Copy each line of the entries that contains the word "industry".

Start Provided material

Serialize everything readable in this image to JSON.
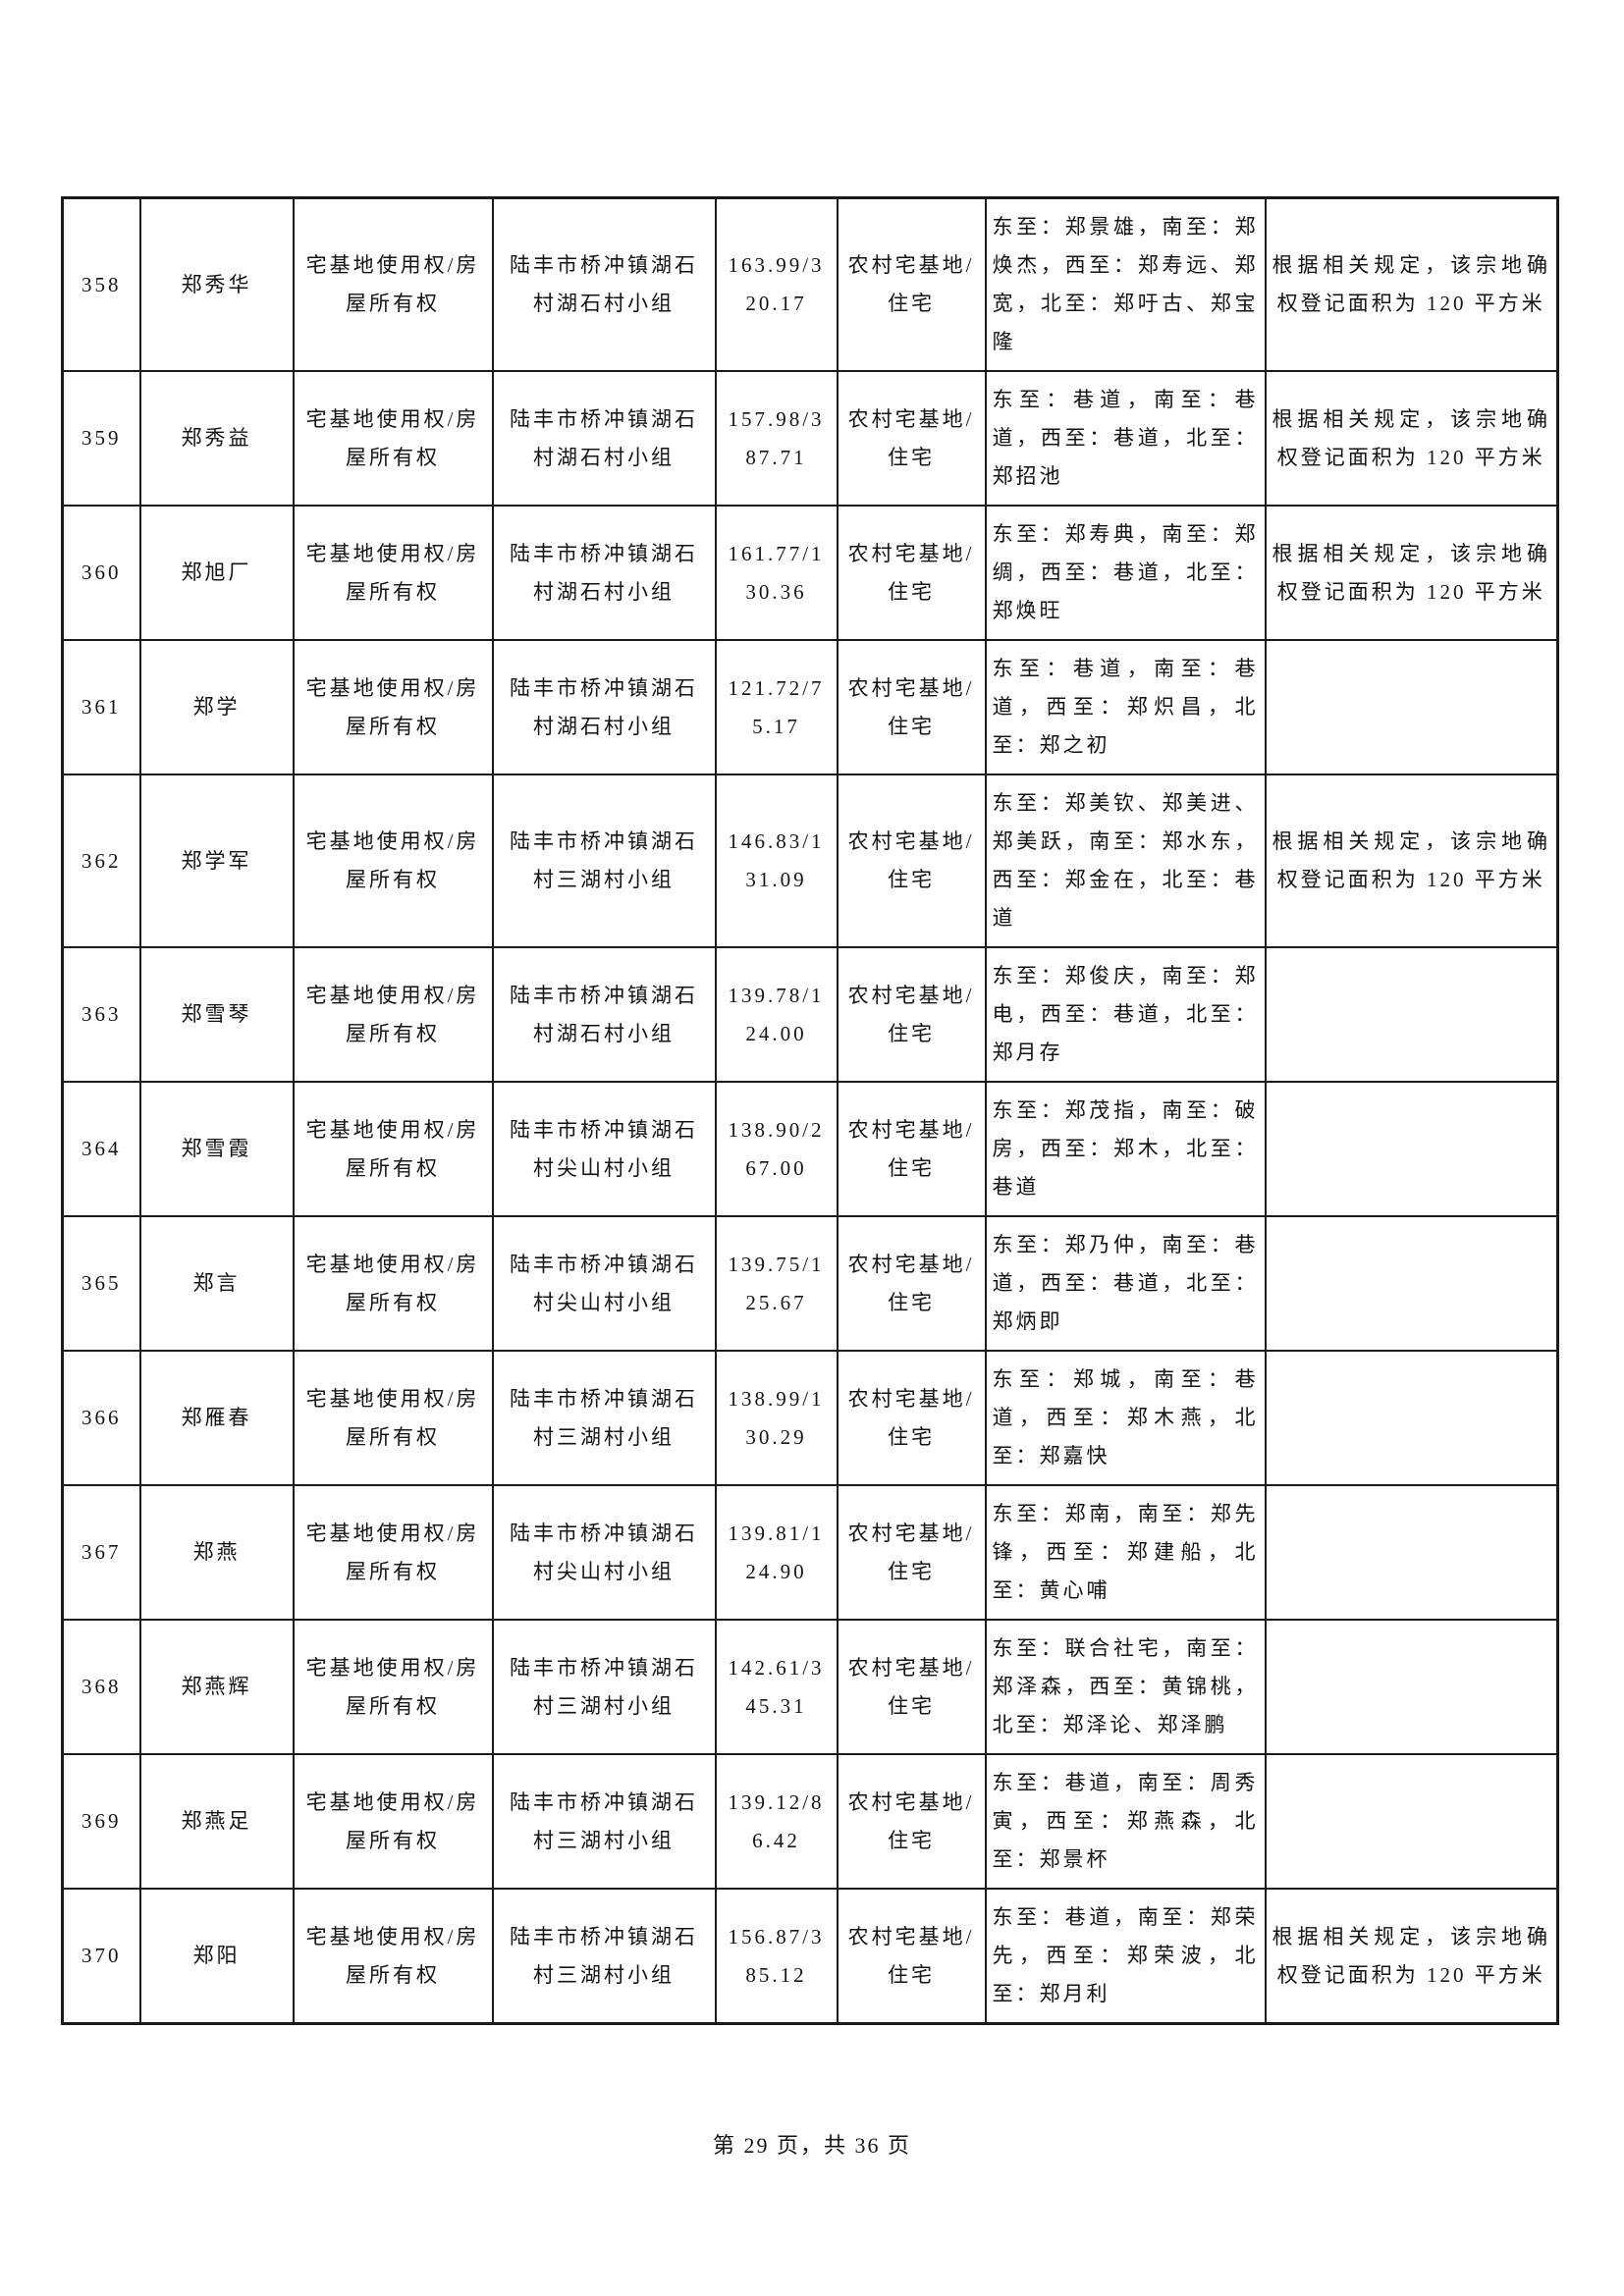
{
  "page": {
    "footer": "第 29 页，共 36 页"
  },
  "table": {
    "rows": [
      {
        "seq": "358",
        "name": "郑秀华",
        "right_type": "宅基地使用权/房屋所有权",
        "location": "陆丰市桥冲镇湖石村湖石村小组",
        "area": "163.99/320.17",
        "land_use": "农村宅基地/住宅",
        "boundary": "东至：郑景雄，南至：郑焕杰，西至：郑寿远、郑宽，北至：郑吁古、郑宝隆",
        "remark": "根据相关规定，该宗地确权登记面积为 120 平方米"
      },
      {
        "seq": "359",
        "name": "郑秀益",
        "right_type": "宅基地使用权/房屋所有权",
        "location": "陆丰市桥冲镇湖石村湖石村小组",
        "area": "157.98/387.71",
        "land_use": "农村宅基地/住宅",
        "boundary": "东至：巷道，南至：巷道，西至：巷道，北至：郑招池",
        "remark": "根据相关规定，该宗地确权登记面积为 120 平方米"
      },
      {
        "seq": "360",
        "name": "郑旭厂",
        "right_type": "宅基地使用权/房屋所有权",
        "location": "陆丰市桥冲镇湖石村湖石村小组",
        "area": "161.77/130.36",
        "land_use": "农村宅基地/住宅",
        "boundary": "东至：郑寿典，南至：郑绸，西至：巷道，北至：郑焕旺",
        "remark": "根据相关规定，该宗地确权登记面积为 120 平方米"
      },
      {
        "seq": "361",
        "name": "郑学",
        "right_type": "宅基地使用权/房屋所有权",
        "location": "陆丰市桥冲镇湖石村湖石村小组",
        "area": "121.72/75.17",
        "land_use": "农村宅基地/住宅",
        "boundary": "东至：巷道，南至：巷道，西至：郑炽昌，北至：郑之初",
        "remark": ""
      },
      {
        "seq": "362",
        "name": "郑学军",
        "right_type": "宅基地使用权/房屋所有权",
        "location": "陆丰市桥冲镇湖石村三湖村小组",
        "area": "146.83/131.09",
        "land_use": "农村宅基地/住宅",
        "boundary": "东至：郑美钦、郑美进、郑美跃，南至：郑水东，西至：郑金在，北至：巷道",
        "remark": "根据相关规定，该宗地确权登记面积为 120 平方米"
      },
      {
        "seq": "363",
        "name": "郑雪琴",
        "right_type": "宅基地使用权/房屋所有权",
        "location": "陆丰市桥冲镇湖石村湖石村小组",
        "area": "139.78/124.00",
        "land_use": "农村宅基地/住宅",
        "boundary": "东至：郑俊庆，南至：郑电，西至：巷道，北至：郑月存",
        "remark": ""
      },
      {
        "seq": "364",
        "name": "郑雪霞",
        "right_type": "宅基地使用权/房屋所有权",
        "location": "陆丰市桥冲镇湖石村尖山村小组",
        "area": "138.90/267.00",
        "land_use": "农村宅基地/住宅",
        "boundary": "东至：郑茂指，南至：破房，西至：郑木，北至：巷道",
        "remark": ""
      },
      {
        "seq": "365",
        "name": "郑言",
        "right_type": "宅基地使用权/房屋所有权",
        "location": "陆丰市桥冲镇湖石村尖山村小组",
        "area": "139.75/125.67",
        "land_use": "农村宅基地/住宅",
        "boundary": "东至：郑乃仲，南至：巷道，西至：巷道，北至：郑炳即",
        "remark": ""
      },
      {
        "seq": "366",
        "name": "郑雁春",
        "right_type": "宅基地使用权/房屋所有权",
        "location": "陆丰市桥冲镇湖石村三湖村小组",
        "area": "138.99/130.29",
        "land_use": "农村宅基地/住宅",
        "boundary": "东至：郑城，南至：巷道，西至：郑木燕，北至：郑嘉快",
        "remark": ""
      },
      {
        "seq": "367",
        "name": "郑燕",
        "right_type": "宅基地使用权/房屋所有权",
        "location": "陆丰市桥冲镇湖石村尖山村小组",
        "area": "139.81/124.90",
        "land_use": "农村宅基地/住宅",
        "boundary": "东至：郑南，南至：郑先锋，西至：郑建船，北至：黄心哺",
        "remark": ""
      },
      {
        "seq": "368",
        "name": "郑燕辉",
        "right_type": "宅基地使用权/房屋所有权",
        "location": "陆丰市桥冲镇湖石村三湖村小组",
        "area": "142.61/345.31",
        "land_use": "农村宅基地/住宅",
        "boundary": "东至：联合社宅，南至：郑泽森，西至：黄锦桃，北至：郑泽论、郑泽鹏",
        "remark": ""
      },
      {
        "seq": "369",
        "name": "郑燕足",
        "right_type": "宅基地使用权/房屋所有权",
        "location": "陆丰市桥冲镇湖石村三湖村小组",
        "area": "139.12/86.42",
        "land_use": "农村宅基地/住宅",
        "boundary": "东至：巷道，南至：周秀寅，西至：郑燕森，北至：郑景杯",
        "remark": ""
      },
      {
        "seq": "370",
        "name": "郑阳",
        "right_type": "宅基地使用权/房屋所有权",
        "location": "陆丰市桥冲镇湖石村三湖村小组",
        "area": "156.87/385.12",
        "land_use": "农村宅基地/住宅",
        "boundary": "东至：巷道，南至：郑荣先，西至：郑荣波，北至：郑月利",
        "remark": "根据相关规定，该宗地确权登记面积为 120 平方米"
      }
    ]
  }
}
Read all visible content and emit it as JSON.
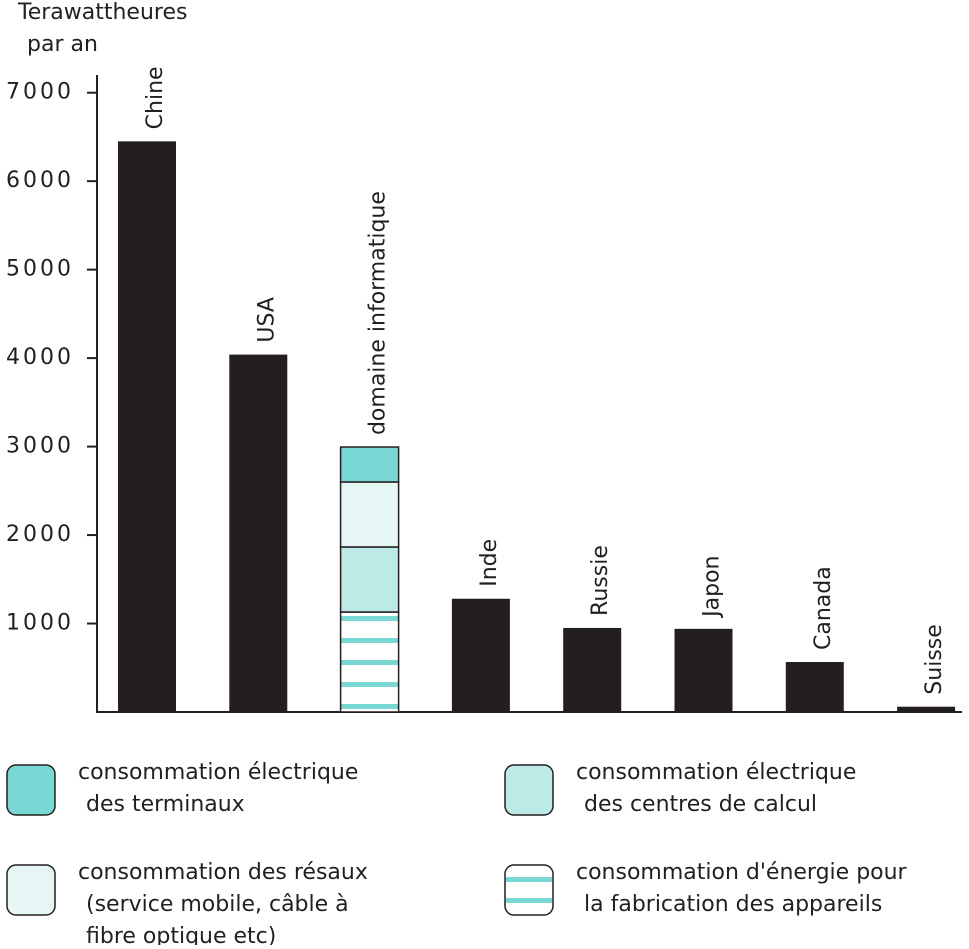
{
  "chart_data": {
    "type": "stacked_bar",
    "y_label": [
      "Terawattheures",
      "par an"
    ],
    "categories": [
      "Chine",
      "USA",
      "domaine informatique",
      "Inde",
      "Russie",
      "Japon",
      "Canada",
      "Suisse"
    ],
    "ylim": [
      0,
      7200
    ],
    "yticks": [
      1000,
      2000,
      3000,
      4000,
      5000,
      6000,
      7000
    ],
    "series": [
      {
        "color": "#231f20",
        "values": [
          6450,
          4040,
          null,
          1280,
          950,
          940,
          565,
          60
        ]
      },
      {
        "name": [
          "consommation d'énergie pour",
          "la fabrication des appareils"
        ],
        "color": "#79d8d3",
        "pattern": "stripes",
        "values": [
          null,
          null,
          1130,
          null,
          null,
          null,
          null,
          null
        ]
      },
      {
        "name": [
          "consommation électrique",
          "des centres de calcul"
        ],
        "color": "#bdeae6",
        "values": [
          null,
          null,
          735,
          null,
          null,
          null,
          null,
          null
        ]
      },
      {
        "name": [
          "consommation des résaux",
          "(service mobile, câble à",
          "fibre optique etc)"
        ],
        "color": "#e5f6f5",
        "values": [
          null,
          null,
          735,
          null,
          null,
          null,
          null,
          null
        ]
      },
      {
        "name": [
          "consommation électrique",
          "des terminaux"
        ],
        "color": "#79d8d3",
        "values": [
          null,
          null,
          395,
          null,
          null,
          null,
          null,
          null
        ]
      }
    ]
  }
}
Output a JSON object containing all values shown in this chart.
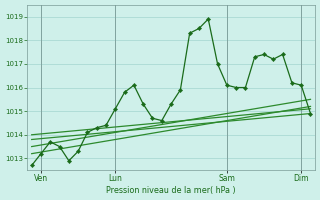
{
  "background_color": "#cff0ea",
  "grid_color": "#b0ddd7",
  "line_color_main": "#1a6b1a",
  "line_color_trend": "#2d8a2d",
  "xlabel": "Pression niveau de la mer( hPa )",
  "ylim": [
    1012.5,
    1019.5
  ],
  "yticks": [
    1013,
    1014,
    1015,
    1016,
    1017,
    1018,
    1019
  ],
  "day_labels": [
    "Ven",
    "Lun",
    "Sam",
    "Dim"
  ],
  "day_positions": [
    1,
    9,
    21,
    29
  ],
  "vline_positions": [
    1,
    9,
    21,
    29
  ],
  "series1_x": [
    0,
    1,
    2,
    3,
    4,
    5,
    6,
    7,
    8,
    9,
    10,
    11,
    12,
    13,
    14,
    15,
    16,
    17,
    18,
    19,
    20,
    21,
    22,
    23,
    24,
    25,
    26,
    27,
    28,
    29,
    30
  ],
  "series1_y": [
    1012.7,
    1013.2,
    1013.7,
    1013.5,
    1012.9,
    1013.3,
    1014.1,
    1014.3,
    1014.4,
    1015.1,
    1015.8,
    1016.1,
    1015.3,
    1014.7,
    1014.6,
    1015.3,
    1015.9,
    1018.3,
    1018.5,
    1018.9,
    1017.0,
    1016.1,
    1016.0,
    1016.0,
    1017.3,
    1017.4,
    1017.2,
    1017.4,
    1016.2,
    1016.1,
    1014.9
  ],
  "trend1_x": [
    0,
    30
  ],
  "trend1_y": [
    1013.2,
    1015.2
  ],
  "trend2_x": [
    0,
    30
  ],
  "trend2_y": [
    1013.5,
    1015.5
  ],
  "trend3_x": [
    0,
    30
  ],
  "trend3_y": [
    1013.8,
    1014.9
  ],
  "trend4_x": [
    0,
    30
  ],
  "trend4_y": [
    1014.0,
    1015.1
  ],
  "xlim": [
    -0.5,
    30.5
  ]
}
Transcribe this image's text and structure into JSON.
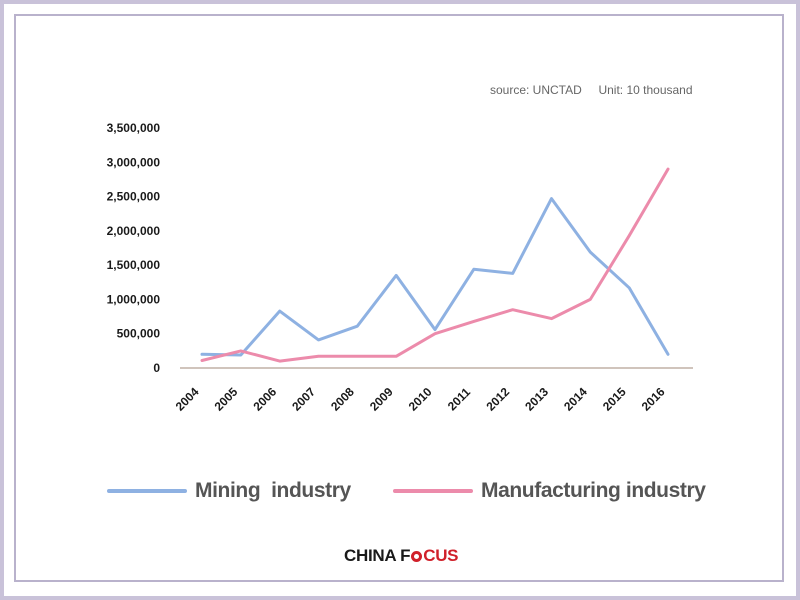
{
  "source_note": "source: UNCTAD     Unit: 10 thousand",
  "logo": {
    "part1": "CHINA F",
    "part2": "CUS"
  },
  "colors": {
    "mining": "#8eb1e2",
    "manufacturing": "#ec8bab",
    "axis": "#a08a78"
  },
  "chart_data": {
    "type": "line",
    "title": "",
    "xlabel": "",
    "ylabel": "",
    "x": [
      "2004",
      "2005",
      "2006",
      "2007",
      "2008",
      "2009",
      "2010",
      "2011",
      "2012",
      "2013",
      "2014",
      "2015",
      "2016"
    ],
    "ylim": [
      0,
      3500000
    ],
    "yticks": [
      "0",
      "500,000",
      "1,000,000",
      "1,500,000",
      "2,000,000",
      "2,500,000",
      "3,000,000",
      "3,500,000"
    ],
    "series": [
      {
        "name": "Mining  industry",
        "values": [
          200000,
          190000,
          830000,
          410000,
          610000,
          1350000,
          560000,
          1440000,
          1380000,
          2470000,
          1690000,
          1170000,
          200000
        ]
      },
      {
        "name": "Manufacturing industry",
        "values": [
          110000,
          250000,
          100000,
          170000,
          170000,
          170000,
          500000,
          680000,
          850000,
          720000,
          1000000,
          1930000,
          2900000
        ]
      }
    ],
    "legend_position": "bottom",
    "grid": false
  }
}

End Provided material

__Exercise result__:
        "name": "Mining  industry",
        "name": "Manufacturing industry",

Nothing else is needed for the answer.